_Aim of the task_: Copy every line from the data below in which the string "County" can be found.

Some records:
───
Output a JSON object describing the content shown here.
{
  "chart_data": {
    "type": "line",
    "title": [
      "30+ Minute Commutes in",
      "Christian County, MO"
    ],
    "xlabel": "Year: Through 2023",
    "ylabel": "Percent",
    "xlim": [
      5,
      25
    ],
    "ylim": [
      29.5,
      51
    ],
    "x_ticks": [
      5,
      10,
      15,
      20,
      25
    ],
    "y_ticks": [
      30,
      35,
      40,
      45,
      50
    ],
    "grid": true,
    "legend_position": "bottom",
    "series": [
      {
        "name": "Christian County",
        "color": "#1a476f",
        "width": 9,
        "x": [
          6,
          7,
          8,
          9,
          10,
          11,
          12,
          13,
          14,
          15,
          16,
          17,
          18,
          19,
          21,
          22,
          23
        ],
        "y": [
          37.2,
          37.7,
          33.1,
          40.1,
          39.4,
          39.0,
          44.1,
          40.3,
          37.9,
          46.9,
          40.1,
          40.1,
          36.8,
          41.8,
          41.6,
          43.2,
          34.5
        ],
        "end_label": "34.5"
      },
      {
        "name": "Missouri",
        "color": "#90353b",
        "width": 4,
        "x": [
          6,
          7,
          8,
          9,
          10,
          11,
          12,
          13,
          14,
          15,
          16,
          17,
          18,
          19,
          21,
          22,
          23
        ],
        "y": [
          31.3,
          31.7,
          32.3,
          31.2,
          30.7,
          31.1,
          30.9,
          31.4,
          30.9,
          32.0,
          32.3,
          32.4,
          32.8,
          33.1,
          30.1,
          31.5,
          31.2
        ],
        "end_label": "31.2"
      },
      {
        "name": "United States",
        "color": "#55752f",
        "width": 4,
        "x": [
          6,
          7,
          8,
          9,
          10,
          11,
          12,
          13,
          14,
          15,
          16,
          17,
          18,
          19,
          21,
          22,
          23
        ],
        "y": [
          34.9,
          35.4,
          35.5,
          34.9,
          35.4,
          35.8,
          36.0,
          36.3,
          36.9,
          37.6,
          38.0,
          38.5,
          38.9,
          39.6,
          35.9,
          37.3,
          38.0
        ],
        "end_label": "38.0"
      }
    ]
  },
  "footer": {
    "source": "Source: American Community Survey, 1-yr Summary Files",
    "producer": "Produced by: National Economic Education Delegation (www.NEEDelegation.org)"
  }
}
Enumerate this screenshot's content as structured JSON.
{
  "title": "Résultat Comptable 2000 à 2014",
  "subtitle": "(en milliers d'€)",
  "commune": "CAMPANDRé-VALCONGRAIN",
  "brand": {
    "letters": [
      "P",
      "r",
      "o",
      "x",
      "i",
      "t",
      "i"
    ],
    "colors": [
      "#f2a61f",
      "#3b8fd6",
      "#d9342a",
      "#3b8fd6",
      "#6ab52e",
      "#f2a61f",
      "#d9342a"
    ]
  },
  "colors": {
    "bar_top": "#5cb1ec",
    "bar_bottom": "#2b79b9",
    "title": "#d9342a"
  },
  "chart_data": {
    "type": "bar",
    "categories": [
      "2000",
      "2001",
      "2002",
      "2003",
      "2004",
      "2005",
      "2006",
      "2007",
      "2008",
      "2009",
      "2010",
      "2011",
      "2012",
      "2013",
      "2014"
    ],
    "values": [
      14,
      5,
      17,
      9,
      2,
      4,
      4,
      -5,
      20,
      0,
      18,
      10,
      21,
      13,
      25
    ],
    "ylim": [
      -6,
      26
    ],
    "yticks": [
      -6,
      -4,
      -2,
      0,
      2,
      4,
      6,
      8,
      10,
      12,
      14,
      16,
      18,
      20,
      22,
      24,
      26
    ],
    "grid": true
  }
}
───
_Solution below_:
      "Christian County, MO"
        "name": "Christian County",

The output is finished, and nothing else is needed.